[begin Task data]

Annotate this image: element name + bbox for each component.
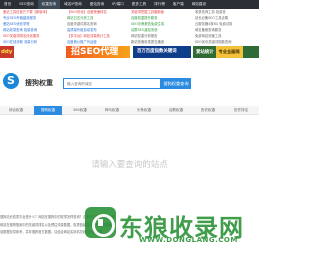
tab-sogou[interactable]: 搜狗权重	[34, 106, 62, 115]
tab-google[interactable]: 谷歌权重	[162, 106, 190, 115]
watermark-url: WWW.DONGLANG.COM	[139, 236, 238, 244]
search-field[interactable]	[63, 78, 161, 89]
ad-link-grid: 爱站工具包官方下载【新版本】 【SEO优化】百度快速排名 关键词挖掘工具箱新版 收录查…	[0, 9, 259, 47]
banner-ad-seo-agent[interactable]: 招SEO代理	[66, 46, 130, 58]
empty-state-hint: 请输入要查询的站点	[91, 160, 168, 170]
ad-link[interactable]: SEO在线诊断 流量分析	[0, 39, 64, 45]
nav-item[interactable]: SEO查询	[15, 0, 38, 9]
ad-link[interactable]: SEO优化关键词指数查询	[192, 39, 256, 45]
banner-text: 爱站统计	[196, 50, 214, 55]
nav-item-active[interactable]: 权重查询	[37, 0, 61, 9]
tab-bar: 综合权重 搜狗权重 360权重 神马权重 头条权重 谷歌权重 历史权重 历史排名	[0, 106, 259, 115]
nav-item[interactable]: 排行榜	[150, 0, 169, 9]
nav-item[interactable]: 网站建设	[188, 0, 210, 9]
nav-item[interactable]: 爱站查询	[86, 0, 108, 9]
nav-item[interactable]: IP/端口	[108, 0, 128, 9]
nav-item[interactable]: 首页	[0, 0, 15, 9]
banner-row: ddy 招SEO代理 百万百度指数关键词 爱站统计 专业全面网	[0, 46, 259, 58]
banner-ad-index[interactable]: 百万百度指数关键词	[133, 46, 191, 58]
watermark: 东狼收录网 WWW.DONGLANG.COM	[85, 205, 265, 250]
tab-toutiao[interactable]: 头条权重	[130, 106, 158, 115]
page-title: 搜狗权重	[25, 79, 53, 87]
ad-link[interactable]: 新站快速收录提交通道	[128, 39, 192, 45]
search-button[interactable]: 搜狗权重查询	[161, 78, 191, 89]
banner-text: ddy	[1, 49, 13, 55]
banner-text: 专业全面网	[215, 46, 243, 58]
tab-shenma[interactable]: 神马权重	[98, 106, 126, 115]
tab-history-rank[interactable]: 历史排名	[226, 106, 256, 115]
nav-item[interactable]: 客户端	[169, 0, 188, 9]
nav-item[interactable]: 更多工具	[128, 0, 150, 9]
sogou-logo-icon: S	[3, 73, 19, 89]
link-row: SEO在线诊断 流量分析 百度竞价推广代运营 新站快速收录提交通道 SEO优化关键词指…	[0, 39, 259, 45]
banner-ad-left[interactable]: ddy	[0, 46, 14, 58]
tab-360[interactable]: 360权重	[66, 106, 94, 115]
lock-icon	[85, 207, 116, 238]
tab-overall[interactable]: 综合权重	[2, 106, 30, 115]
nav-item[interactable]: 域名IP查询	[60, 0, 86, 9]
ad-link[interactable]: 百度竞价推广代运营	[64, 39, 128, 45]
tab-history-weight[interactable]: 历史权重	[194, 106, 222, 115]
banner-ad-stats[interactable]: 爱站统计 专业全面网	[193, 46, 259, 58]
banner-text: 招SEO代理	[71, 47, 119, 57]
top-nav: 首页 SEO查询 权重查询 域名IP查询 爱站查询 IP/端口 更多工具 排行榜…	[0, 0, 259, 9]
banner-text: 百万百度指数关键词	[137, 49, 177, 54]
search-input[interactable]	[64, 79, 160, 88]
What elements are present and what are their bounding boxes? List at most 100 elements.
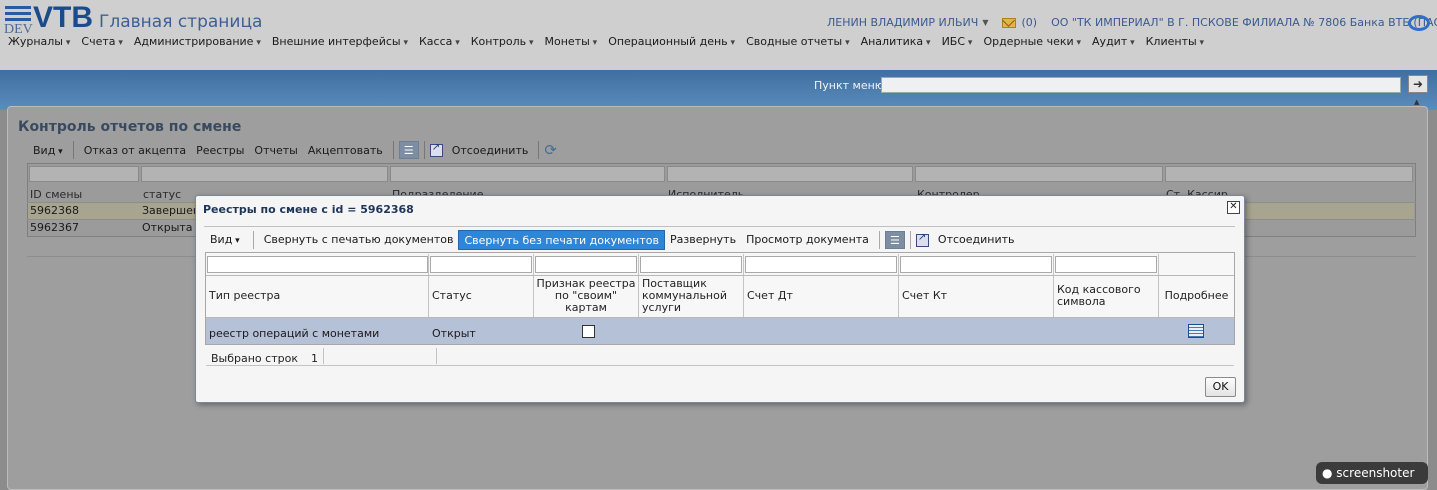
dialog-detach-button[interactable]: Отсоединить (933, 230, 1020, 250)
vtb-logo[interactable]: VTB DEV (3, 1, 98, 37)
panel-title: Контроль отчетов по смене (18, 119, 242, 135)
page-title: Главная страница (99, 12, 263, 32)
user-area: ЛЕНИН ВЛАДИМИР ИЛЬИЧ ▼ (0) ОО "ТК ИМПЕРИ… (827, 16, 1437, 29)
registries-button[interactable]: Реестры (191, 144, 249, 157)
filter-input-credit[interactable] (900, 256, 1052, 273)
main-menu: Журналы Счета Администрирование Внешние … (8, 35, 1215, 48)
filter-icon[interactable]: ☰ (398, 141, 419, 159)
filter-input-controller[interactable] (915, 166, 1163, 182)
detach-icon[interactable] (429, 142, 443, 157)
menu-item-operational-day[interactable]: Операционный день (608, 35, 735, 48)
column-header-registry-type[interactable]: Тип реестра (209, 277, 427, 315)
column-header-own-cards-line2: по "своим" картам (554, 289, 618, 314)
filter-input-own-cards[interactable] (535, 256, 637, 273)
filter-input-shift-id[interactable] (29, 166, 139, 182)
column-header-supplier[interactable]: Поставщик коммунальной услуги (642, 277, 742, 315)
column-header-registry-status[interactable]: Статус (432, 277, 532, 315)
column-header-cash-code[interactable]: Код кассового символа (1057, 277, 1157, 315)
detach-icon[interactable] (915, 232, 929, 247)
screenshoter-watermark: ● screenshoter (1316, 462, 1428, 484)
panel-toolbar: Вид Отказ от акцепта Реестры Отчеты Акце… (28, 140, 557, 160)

[end Task data]

* [Exercise objective]: Gather every line above that contains the string "更多工具".

* [Result of the exercise]:
nav-item[interactable]: 更多工具	[128, 0, 150, 9]
top-nav: 首页 SEO查询 权重查询 域名IP查询 爱站查询 IP/端口 更多工具 排行榜…	[0, 0, 259, 9]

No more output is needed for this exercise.